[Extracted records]
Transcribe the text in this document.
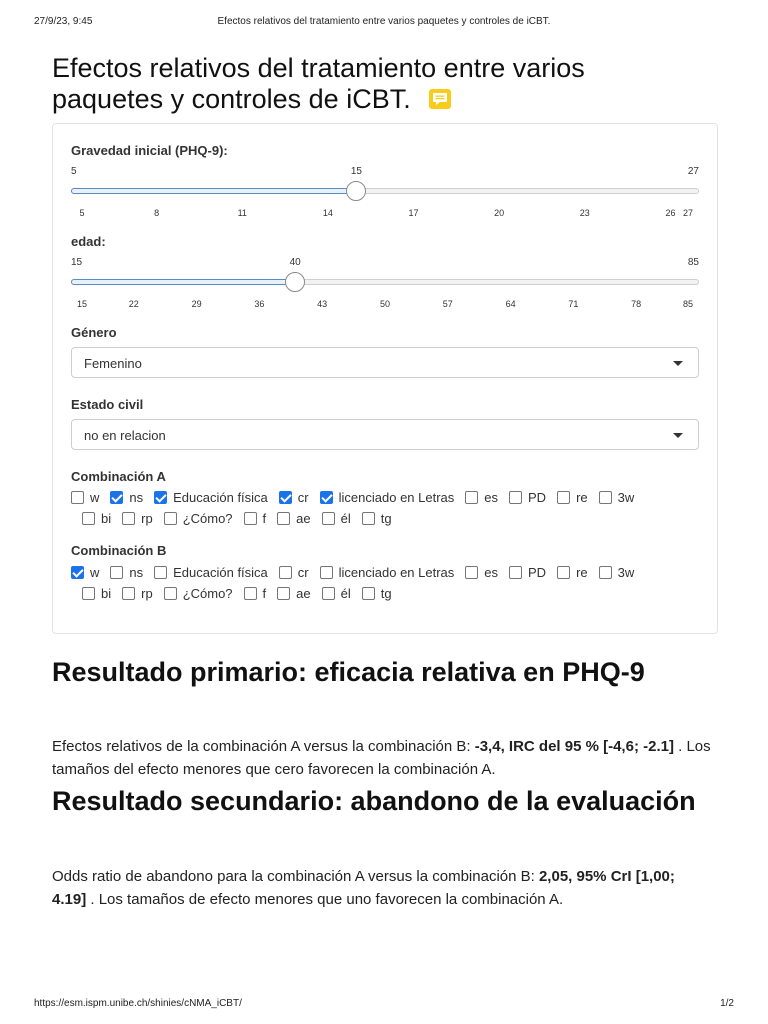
27/9/23, 9:45	Efectos relativos del tratamiento entre varios paquetes y controles de iCBT.
Efectos relativos del tratamiento entre varios paquetes y controles de iCBT.
Gravedad inicial (PHQ-9):
5	15	27
5	8	11	14	17	20	23	26 27
edad:
15	40	85
15	22	29	36	43	50	57	64	71	78	85
Género
Femenino
Estado civil
no en relacion
Combinación A
w ns Educación física cr licenciado en Letras es PD re 3w
bi rp ¿Cómo? f ae él tg
Combinación B
w ns Educación física cr licenciado en Letras es PD re 3w
bi rp ¿Cómo? f ae él tg
Resultado primario: eficacia relativa en PHQ-9

Efectos relativos de la combinación A versus la combinación B: -3,4, IRC del 95 % [-4,6; -2.1] . Los tamaños del efecto menores que cero favorecen la combinación A.

Resultado secundario: abandono de la evaluación

Odds ratio de abandono para la combinación A versus la combinación B: 2,05, 95% CrI [1,00; 4.19] . Los tamaños de efecto menores que uno favorecen la combinación A.

https://esm.ispm.unibe.ch/shinies/cNMA_iCBT/	1/2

§ **OBJECTIVE**:
Pictures stay out; reproduce every line of the records exactly.

§ **COMPLETED EXERCISE**:
Transcribe the text in this document.
27/9/23, 9:45	Efectos relativos del tratamiento entre varios paquetes y controles de iCBT.
Efectos relativos del tratamiento entre varios paquetes y controles de iCBT.
Gravedad inicial (PHQ-9):
5	15	27
5	8	11	14	17	20	23	26 27
edad:
15	40	85
15	22	29	36	43	50	57	64	71	78	85
Género
Femenino
Estado civil
no en relacion
Combinación A
w ns Educación física cr licenciado en Letras es PD re 3w
bi rp ¿Cómo? f ae él tg
Combinación B
w ns Educación física cr licenciado en Letras es PD re 3w
bi rp ¿Cómo? f ae él tg
Resultado primario: eficacia relativa en PHQ-9

Efectos relativos de la combinación A versus la combinación B: -3,4, IRC del 95 % [-4,6; -2.1] . Los tamaños del efecto menores que cero favorecen la combinación A.

Resultado secundario: abandono de la evaluación

Odds ratio de abandono para la combinación A versus la combinación B: 2,05, 95% CrI [1,00; 4.19] . Los tamaños de efecto menores que uno favorecen la combinación A.

https://esm.ispm.unibe.ch/shinies/cNMA_iCBT/	1/2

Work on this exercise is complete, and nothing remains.